[Prompt] Exactly repeat the line that contains "What's the underlying", then every line after it up to and including the final line.

[Collected data entries]
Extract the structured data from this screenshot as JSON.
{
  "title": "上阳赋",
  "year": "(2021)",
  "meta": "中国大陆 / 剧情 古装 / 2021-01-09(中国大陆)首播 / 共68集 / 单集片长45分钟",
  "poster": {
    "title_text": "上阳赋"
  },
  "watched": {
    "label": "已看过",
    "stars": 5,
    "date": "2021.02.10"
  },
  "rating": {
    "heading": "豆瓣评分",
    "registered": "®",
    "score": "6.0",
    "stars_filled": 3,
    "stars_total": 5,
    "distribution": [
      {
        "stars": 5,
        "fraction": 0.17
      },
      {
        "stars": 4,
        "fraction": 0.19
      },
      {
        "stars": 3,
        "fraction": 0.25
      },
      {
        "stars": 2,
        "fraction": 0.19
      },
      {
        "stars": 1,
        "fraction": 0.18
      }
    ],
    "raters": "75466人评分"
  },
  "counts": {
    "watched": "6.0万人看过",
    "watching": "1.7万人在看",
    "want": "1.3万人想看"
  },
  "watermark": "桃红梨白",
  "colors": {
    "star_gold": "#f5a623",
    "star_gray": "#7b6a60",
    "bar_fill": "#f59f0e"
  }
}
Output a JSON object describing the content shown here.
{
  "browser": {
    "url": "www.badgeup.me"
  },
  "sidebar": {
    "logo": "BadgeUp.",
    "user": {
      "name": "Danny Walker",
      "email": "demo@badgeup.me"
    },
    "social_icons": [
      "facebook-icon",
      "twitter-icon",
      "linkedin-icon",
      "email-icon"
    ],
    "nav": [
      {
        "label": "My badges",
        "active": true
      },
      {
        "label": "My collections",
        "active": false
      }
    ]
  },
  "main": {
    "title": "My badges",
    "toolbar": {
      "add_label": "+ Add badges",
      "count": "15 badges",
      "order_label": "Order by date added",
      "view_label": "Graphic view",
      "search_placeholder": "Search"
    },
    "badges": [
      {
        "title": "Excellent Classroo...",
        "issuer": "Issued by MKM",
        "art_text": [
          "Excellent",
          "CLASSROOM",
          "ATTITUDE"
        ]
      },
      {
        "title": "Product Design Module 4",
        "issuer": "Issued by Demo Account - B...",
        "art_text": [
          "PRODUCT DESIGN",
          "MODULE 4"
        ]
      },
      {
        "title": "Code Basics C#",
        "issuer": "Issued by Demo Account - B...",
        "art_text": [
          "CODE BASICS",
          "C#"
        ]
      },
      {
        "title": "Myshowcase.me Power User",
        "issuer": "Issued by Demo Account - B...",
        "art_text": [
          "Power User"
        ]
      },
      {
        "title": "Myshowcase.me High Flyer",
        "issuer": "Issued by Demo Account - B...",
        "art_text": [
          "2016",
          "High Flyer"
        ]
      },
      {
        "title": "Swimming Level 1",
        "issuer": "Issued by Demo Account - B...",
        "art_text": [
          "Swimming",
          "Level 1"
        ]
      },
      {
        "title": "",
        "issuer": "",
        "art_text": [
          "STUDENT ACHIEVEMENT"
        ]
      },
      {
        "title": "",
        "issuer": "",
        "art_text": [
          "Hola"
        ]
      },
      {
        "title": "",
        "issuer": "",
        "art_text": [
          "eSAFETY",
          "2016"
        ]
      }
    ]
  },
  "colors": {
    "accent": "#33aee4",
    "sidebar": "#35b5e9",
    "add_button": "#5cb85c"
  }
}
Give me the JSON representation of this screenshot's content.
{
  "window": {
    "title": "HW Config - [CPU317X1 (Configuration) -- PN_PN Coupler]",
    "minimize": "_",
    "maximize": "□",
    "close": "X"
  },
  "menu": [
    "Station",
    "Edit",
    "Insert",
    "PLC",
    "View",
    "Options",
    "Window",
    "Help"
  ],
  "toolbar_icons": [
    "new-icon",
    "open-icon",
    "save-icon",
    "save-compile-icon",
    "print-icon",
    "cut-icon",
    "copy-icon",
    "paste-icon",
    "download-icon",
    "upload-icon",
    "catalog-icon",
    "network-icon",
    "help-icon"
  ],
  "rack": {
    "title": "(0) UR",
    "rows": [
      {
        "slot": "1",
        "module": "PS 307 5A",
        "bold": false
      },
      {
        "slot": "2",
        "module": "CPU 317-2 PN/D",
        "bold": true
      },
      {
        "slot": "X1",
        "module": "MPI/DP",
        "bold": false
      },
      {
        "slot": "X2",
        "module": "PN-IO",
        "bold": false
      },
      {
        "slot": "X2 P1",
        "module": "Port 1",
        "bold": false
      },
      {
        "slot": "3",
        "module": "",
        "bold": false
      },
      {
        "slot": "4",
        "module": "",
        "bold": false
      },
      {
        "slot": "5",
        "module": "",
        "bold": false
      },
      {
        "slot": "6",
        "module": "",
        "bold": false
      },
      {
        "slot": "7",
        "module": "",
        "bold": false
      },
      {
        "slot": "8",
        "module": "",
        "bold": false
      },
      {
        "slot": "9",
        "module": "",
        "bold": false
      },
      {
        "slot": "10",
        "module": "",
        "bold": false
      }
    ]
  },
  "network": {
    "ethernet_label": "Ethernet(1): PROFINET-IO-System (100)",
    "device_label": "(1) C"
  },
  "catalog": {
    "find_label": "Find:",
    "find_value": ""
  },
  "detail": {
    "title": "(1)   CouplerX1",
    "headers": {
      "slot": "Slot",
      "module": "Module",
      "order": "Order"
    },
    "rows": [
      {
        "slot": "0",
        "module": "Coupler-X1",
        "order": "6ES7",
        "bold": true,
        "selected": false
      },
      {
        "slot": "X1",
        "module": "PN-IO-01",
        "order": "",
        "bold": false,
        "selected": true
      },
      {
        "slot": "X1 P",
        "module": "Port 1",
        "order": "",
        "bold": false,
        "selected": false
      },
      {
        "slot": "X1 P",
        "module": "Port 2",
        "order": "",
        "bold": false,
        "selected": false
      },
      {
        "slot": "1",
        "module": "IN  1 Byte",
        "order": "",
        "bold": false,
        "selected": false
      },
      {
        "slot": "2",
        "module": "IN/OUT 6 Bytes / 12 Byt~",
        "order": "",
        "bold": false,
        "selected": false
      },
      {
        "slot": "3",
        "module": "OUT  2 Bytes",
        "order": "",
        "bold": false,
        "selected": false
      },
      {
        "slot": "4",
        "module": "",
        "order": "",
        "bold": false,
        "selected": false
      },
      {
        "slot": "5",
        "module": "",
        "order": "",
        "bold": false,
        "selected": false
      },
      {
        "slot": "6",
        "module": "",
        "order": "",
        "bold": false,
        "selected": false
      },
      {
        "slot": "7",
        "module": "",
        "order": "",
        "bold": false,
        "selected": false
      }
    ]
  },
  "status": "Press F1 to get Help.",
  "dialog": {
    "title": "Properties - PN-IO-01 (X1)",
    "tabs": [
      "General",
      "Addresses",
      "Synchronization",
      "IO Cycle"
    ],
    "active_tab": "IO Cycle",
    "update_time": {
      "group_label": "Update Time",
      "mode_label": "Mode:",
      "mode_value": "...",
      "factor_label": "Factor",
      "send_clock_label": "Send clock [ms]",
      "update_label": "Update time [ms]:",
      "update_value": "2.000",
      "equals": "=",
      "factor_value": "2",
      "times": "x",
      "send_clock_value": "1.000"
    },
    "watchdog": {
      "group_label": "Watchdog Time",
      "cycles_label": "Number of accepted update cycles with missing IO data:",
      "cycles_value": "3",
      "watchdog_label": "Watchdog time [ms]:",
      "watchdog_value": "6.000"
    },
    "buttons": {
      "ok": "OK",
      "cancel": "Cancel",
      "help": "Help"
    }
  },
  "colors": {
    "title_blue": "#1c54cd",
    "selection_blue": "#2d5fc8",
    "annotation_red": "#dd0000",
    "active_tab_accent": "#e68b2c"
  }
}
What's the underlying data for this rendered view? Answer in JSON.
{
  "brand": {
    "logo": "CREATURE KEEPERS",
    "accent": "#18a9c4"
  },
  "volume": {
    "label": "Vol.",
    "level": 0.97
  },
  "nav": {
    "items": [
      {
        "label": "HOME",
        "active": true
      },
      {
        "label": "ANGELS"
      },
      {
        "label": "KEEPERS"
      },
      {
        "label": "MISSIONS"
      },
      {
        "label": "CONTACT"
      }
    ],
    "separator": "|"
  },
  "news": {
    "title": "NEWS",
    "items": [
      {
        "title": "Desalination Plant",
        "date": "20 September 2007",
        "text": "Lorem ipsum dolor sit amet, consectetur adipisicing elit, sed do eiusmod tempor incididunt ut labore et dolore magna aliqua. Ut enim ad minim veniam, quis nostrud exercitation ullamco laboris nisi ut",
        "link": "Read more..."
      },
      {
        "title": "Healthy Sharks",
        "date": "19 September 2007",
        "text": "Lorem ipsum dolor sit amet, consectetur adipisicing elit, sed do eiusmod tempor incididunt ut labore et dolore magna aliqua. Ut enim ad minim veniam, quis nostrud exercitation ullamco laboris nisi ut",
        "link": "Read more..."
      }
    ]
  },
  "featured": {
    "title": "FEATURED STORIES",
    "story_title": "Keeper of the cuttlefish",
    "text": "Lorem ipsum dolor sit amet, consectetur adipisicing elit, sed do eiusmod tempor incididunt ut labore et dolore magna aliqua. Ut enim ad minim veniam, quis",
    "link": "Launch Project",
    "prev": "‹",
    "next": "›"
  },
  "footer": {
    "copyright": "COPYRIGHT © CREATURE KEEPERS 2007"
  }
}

[Written solution]
What's the underlying data for this rendered view? Answer in JSON.
{
  "brand": {
    "logo": "CREATURE KEEPERS",
    "accent": "#18a9c4"
  },
  "volume": {
    "label": "Vol.",
    "level": 0.97
  },
  "nav": {
    "items": [
      {
        "label": "HOME",
        "active": true
      },
      {
        "label": "ANGELS"
      },
      {
        "label": "KEEPERS"
      },
      {
        "label": "MISSIONS"
      },
      {
        "label": "CONTACT"
      }
    ],
    "separator": "|"
  },
  "news": {
    "title": "NEWS",
    "items": [
      {
        "title": "Desalination Plant",
        "date": "20 September 2007",
        "text": "Lorem ipsum dolor sit amet, consectetur adipisicing elit, sed do eiusmod tempor incididunt ut labore et dolore magna aliqua. Ut enim ad minim veniam, quis nostrud exercitation ullamco laboris nisi ut",
        "link": "Read more..."
      },
      {
        "title": "Healthy Sharks",
        "date": "19 September 2007",
        "text": "Lorem ipsum dolor sit amet, consectetur adipisicing elit, sed do eiusmod tempor incididunt ut labore et dolore magna aliqua. Ut enim ad minim veniam, quis nostrud exercitation ullamco laboris nisi ut",
        "link": "Read more..."
      }
    ]
  },
  "featured": {
    "title": "FEATURED STORIES",
    "story_title": "Keeper of the cuttlefish",
    "text": "Lorem ipsum dolor sit amet, consectetur adipisicing elit, sed do eiusmod tempor incididunt ut labore et dolore magna aliqua. Ut enim ad minim veniam, quis",
    "link": "Launch Project",
    "prev": "‹",
    "next": "›"
  },
  "footer": {
    "copyright": "COPYRIGHT © CREATURE KEEPERS 2007"
  }
}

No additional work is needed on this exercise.